*DIRECTIONS*.
Below are some records: retype them all exactly, but not the pictures.
========================================================================
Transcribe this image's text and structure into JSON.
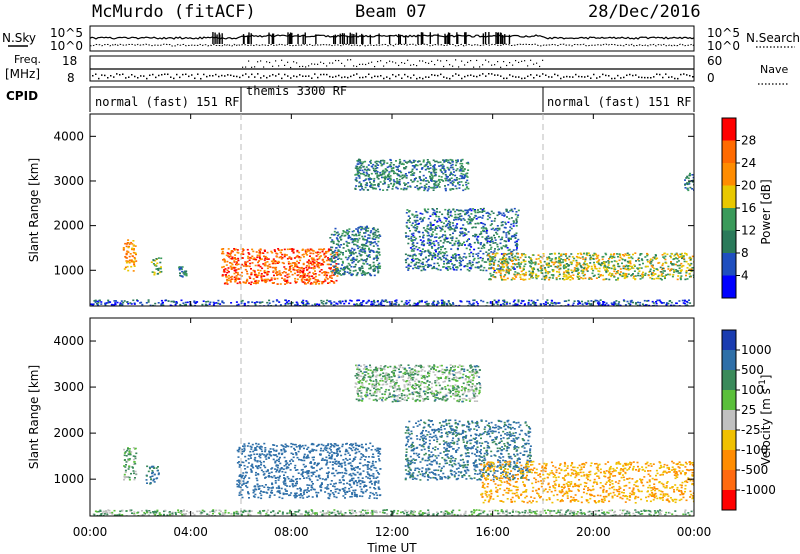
{
  "header": {
    "station": "McMurdo (fitACF)",
    "beam": "Beam 07",
    "date": "28/Dec/2016"
  },
  "summary": {
    "nsky_label": "N.Sky",
    "nsearch_label": "N.Search",
    "freq_label_line1": "Freq.",
    "freq_label_line2": "[MHz]",
    "nave_label": "Nave",
    "cpid_label": "CPID",
    "noise_ticks": [
      "10^5",
      "10^0"
    ],
    "freq_ticks": [
      "18",
      "8"
    ],
    "nave_ticks": [
      "60",
      "0"
    ],
    "cpid_segments": [
      {
        "label": "normal (fast) 151 RF",
        "start_h": 0,
        "end_h": 6
      },
      {
        "label": "themis 3300 RF",
        "start_h": 6,
        "end_h": 18
      },
      {
        "label": "normal (fast) 151 RF",
        "start_h": 18,
        "end_h": 24
      }
    ]
  },
  "colors": {
    "power": [
      "#0000ff",
      "#1f4fbf",
      "#2a7a5a",
      "#3a9a5a",
      "#e8c800",
      "#ff8c00",
      "#ff6a00",
      "#ff0000"
    ],
    "velocity": [
      "#1a3cb0",
      "#2e6fa8",
      "#3a8a5a",
      "#5abf3a",
      "#c0c0c0",
      "#f0c000",
      "#ff8c00",
      "#ff6a10",
      "#ff0000"
    ],
    "axis": "#000000",
    "divider": "#bbbbbb"
  },
  "chart_data": [
    {
      "type": "heatmap",
      "title": "",
      "xlabel": "Time UT",
      "ylabel": "Slant Range [km]",
      "xlim": [
        0,
        24
      ],
      "ylim": [
        200,
        4500
      ],
      "x_tick_labels": [
        "00:00",
        "04:00",
        "08:00",
        "12:00",
        "16:00",
        "20:00",
        "00:00"
      ],
      "y_tick_labels": [
        "1000",
        "2000",
        "3000",
        "4000"
      ],
      "colorbar": {
        "label": "Power [dB]",
        "ticks": [
          "4",
          "8",
          "12",
          "16",
          "20",
          "24",
          "28"
        ],
        "range": [
          0,
          32
        ]
      },
      "features": [
        {
          "start_h": 1.3,
          "end_h": 1.8,
          "range_km": [
            1000,
            1700
          ],
          "value": 22
        },
        {
          "start_h": 2.4,
          "end_h": 2.8,
          "range_km": [
            900,
            1300
          ],
          "value": 14
        },
        {
          "start_h": 3.5,
          "end_h": 3.8,
          "range_km": [
            850,
            1100
          ],
          "value": 10
        },
        {
          "start_h": 5.2,
          "end_h": 9.8,
          "range_km": [
            700,
            1500
          ],
          "value": 26
        },
        {
          "start_h": 9.5,
          "end_h": 11.5,
          "range_km": [
            900,
            2000
          ],
          "value": 10
        },
        {
          "start_h": 10.5,
          "end_h": 15.0,
          "range_km": [
            2800,
            3500
          ],
          "value": 10
        },
        {
          "start_h": 12.5,
          "end_h": 17.0,
          "range_km": [
            1000,
            2400
          ],
          "value": 9
        },
        {
          "start_h": 15.8,
          "end_h": 17.3,
          "range_km": [
            800,
            1400
          ],
          "value": 18
        },
        {
          "start_h": 17.4,
          "end_h": 24.0,
          "range_km": [
            800,
            1400
          ],
          "value": 16
        },
        {
          "start_h": 23.6,
          "end_h": 24.0,
          "range_km": [
            2800,
            3200
          ],
          "value": 8
        },
        {
          "start_h": 0,
          "end_h": 24.0,
          "range_km": [
            200,
            350
          ],
          "value": 6
        }
      ]
    },
    {
      "type": "heatmap",
      "title": "",
      "xlabel": "Time UT",
      "ylabel": "Slant Range [km]",
      "xlim": [
        0,
        24
      ],
      "ylim": [
        200,
        4500
      ],
      "x_tick_labels": [
        "00:00",
        "04:00",
        "08:00",
        "12:00",
        "16:00",
        "20:00",
        "00:00"
      ],
      "y_tick_labels": [
        "1000",
        "2000",
        "3000",
        "4000"
      ],
      "colorbar": {
        "label": "Velocity [m s^-1]",
        "ticks": [
          "1000",
          "500",
          "100",
          "25",
          "-25",
          "-100",
          "-500",
          "-1000"
        ],
        "range": [
          -1000,
          1000
        ]
      },
      "features": [
        {
          "start_h": 1.3,
          "end_h": 1.8,
          "range_km": [
            1000,
            1700
          ],
          "value": 0
        },
        {
          "start_h": 2.2,
          "end_h": 2.7,
          "range_km": [
            900,
            1300
          ],
          "value": 120
        },
        {
          "start_h": 5.8,
          "end_h": 11.5,
          "range_km": [
            600,
            1800
          ],
          "value": 300
        },
        {
          "start_h": 10.5,
          "end_h": 15.5,
          "range_km": [
            2700,
            3500
          ],
          "value": 10
        },
        {
          "start_h": 12.5,
          "end_h": 17.5,
          "range_km": [
            1000,
            2300
          ],
          "value": 150
        },
        {
          "start_h": 15.5,
          "end_h": 24.0,
          "range_km": [
            500,
            1400
          ],
          "value": -300
        },
        {
          "start_h": 0,
          "end_h": 24.0,
          "range_km": [
            200,
            350
          ],
          "value": 0
        }
      ]
    }
  ]
}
========================================================================
*FINISHED TASK*.
Transcribe this image's text and structure into JSON.
{
  "header": {
    "station": "McMurdo (fitACF)",
    "beam": "Beam 07",
    "date": "28/Dec/2016"
  },
  "summary": {
    "nsky_label": "N.Sky",
    "nsearch_label": "N.Search",
    "freq_label_line1": "Freq.",
    "freq_label_line2": "[MHz]",
    "nave_label": "Nave",
    "cpid_label": "CPID",
    "noise_ticks": [
      "10^5",
      "10^0"
    ],
    "freq_ticks": [
      "18",
      "8"
    ],
    "nave_ticks": [
      "60",
      "0"
    ],
    "cpid_segments": [
      {
        "label": "normal (fast) 151 RF",
        "start_h": 0,
        "end_h": 6
      },
      {
        "label": "themis 3300 RF",
        "start_h": 6,
        "end_h": 18
      },
      {
        "label": "normal (fast) 151 RF",
        "start_h": 18,
        "end_h": 24
      }
    ]
  },
  "colors": {
    "power": [
      "#0000ff",
      "#1f4fbf",
      "#2a7a5a",
      "#3a9a5a",
      "#e8c800",
      "#ff8c00",
      "#ff6a00",
      "#ff0000"
    ],
    "velocity": [
      "#1a3cb0",
      "#2e6fa8",
      "#3a8a5a",
      "#5abf3a",
      "#c0c0c0",
      "#f0c000",
      "#ff8c00",
      "#ff6a10",
      "#ff0000"
    ],
    "axis": "#000000",
    "divider": "#bbbbbb"
  },
  "chart_data": [
    {
      "type": "heatmap",
      "title": "",
      "xlabel": "Time UT",
      "ylabel": "Slant Range [km]",
      "xlim": [
        0,
        24
      ],
      "ylim": [
        200,
        4500
      ],
      "x_tick_labels": [
        "00:00",
        "04:00",
        "08:00",
        "12:00",
        "16:00",
        "20:00",
        "00:00"
      ],
      "y_tick_labels": [
        "1000",
        "2000",
        "3000",
        "4000"
      ],
      "colorbar": {
        "label": "Power [dB]",
        "ticks": [
          "4",
          "8",
          "12",
          "16",
          "20",
          "24",
          "28"
        ],
        "range": [
          0,
          32
        ]
      },
      "features": [
        {
          "start_h": 1.3,
          "end_h": 1.8,
          "range_km": [
            1000,
            1700
          ],
          "value": 22
        },
        {
          "start_h": 2.4,
          "end_h": 2.8,
          "range_km": [
            900,
            1300
          ],
          "value": 14
        },
        {
          "start_h": 3.5,
          "end_h": 3.8,
          "range_km": [
            850,
            1100
          ],
          "value": 10
        },
        {
          "start_h": 5.2,
          "end_h": 9.8,
          "range_km": [
            700,
            1500
          ],
          "value": 26
        },
        {
          "start_h": 9.5,
          "end_h": 11.5,
          "range_km": [
            900,
            2000
          ],
          "value": 10
        },
        {
          "start_h": 10.5,
          "end_h": 15.0,
          "range_km": [
            2800,
            3500
          ],
          "value": 10
        },
        {
          "start_h": 12.5,
          "end_h": 17.0,
          "range_km": [
            1000,
            2400
          ],
          "value": 9
        },
        {
          "start_h": 15.8,
          "end_h": 17.3,
          "range_km": [
            800,
            1400
          ],
          "value": 18
        },
        {
          "start_h": 17.4,
          "end_h": 24.0,
          "range_km": [
            800,
            1400
          ],
          "value": 16
        },
        {
          "start_h": 23.6,
          "end_h": 24.0,
          "range_km": [
            2800,
            3200
          ],
          "value": 8
        },
        {
          "start_h": 0,
          "end_h": 24.0,
          "range_km": [
            200,
            350
          ],
          "value": 6
        }
      ]
    },
    {
      "type": "heatmap",
      "title": "",
      "xlabel": "Time UT",
      "ylabel": "Slant Range [km]",
      "xlim": [
        0,
        24
      ],
      "ylim": [
        200,
        4500
      ],
      "x_tick_labels": [
        "00:00",
        "04:00",
        "08:00",
        "12:00",
        "16:00",
        "20:00",
        "00:00"
      ],
      "y_tick_labels": [
        "1000",
        "2000",
        "3000",
        "4000"
      ],
      "colorbar": {
        "label": "Velocity [m s^-1]",
        "ticks": [
          "1000",
          "500",
          "100",
          "25",
          "-25",
          "-100",
          "-500",
          "-1000"
        ],
        "range": [
          -1000,
          1000
        ]
      },
      "features": [
        {
          "start_h": 1.3,
          "end_h": 1.8,
          "range_km": [
            1000,
            1700
          ],
          "value": 0
        },
        {
          "start_h": 2.2,
          "end_h": 2.7,
          "range_km": [
            900,
            1300
          ],
          "value": 120
        },
        {
          "start_h": 5.8,
          "end_h": 11.5,
          "range_km": [
            600,
            1800
          ],
          "value": 300
        },
        {
          "start_h": 10.5,
          "end_h": 15.5,
          "range_km": [
            2700,
            3500
          ],
          "value": 10
        },
        {
          "start_h": 12.5,
          "end_h": 17.5,
          "range_km": [
            1000,
            2300
          ],
          "value": 150
        },
        {
          "start_h": 15.5,
          "end_h": 24.0,
          "range_km": [
            500,
            1400
          ],
          "value": -300
        },
        {
          "start_h": 0,
          "end_h": 24.0,
          "range_km": [
            200,
            350
          ],
          "value": 0
        }
      ]
    }
  ]
}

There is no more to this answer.